Extract from the listing each line in which the word "Marling" appears.

* Given records
▶
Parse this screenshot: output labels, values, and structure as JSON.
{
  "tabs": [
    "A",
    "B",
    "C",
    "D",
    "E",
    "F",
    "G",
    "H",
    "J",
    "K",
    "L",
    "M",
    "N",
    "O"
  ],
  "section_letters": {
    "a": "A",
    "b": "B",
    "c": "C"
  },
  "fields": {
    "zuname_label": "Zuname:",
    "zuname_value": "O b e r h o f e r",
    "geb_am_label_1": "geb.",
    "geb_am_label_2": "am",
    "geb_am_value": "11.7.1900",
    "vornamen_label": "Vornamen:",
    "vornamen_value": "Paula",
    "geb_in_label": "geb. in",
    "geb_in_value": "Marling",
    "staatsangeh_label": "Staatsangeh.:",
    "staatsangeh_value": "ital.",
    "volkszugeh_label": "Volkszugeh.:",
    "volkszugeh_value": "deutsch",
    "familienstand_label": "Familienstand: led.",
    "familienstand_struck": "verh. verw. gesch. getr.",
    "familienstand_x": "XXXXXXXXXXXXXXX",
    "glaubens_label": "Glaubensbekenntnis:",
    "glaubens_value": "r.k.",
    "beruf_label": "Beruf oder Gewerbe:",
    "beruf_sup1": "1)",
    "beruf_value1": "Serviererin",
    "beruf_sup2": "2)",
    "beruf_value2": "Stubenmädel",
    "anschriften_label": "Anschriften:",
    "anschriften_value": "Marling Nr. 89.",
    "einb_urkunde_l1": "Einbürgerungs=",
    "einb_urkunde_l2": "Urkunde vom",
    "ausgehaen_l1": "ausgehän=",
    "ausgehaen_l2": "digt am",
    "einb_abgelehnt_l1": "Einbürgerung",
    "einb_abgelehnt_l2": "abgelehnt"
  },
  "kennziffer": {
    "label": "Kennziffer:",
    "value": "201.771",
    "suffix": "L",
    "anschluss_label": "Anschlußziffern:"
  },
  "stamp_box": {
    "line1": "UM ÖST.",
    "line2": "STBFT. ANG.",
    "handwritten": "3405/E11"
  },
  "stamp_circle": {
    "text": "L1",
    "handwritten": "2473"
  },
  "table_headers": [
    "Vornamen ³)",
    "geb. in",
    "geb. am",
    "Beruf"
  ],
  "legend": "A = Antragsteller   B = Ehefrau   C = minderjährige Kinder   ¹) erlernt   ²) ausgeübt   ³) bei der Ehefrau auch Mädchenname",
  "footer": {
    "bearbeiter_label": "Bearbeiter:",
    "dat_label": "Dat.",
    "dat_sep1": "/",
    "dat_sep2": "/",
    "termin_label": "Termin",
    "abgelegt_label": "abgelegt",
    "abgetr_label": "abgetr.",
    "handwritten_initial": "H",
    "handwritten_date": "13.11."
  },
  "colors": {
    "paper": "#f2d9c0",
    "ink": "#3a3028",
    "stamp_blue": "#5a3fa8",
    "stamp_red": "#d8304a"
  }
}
◀
* Problem solution
    "geb_in_value": "Marling",
    "anschriften_value": "Marling Nr. 89.",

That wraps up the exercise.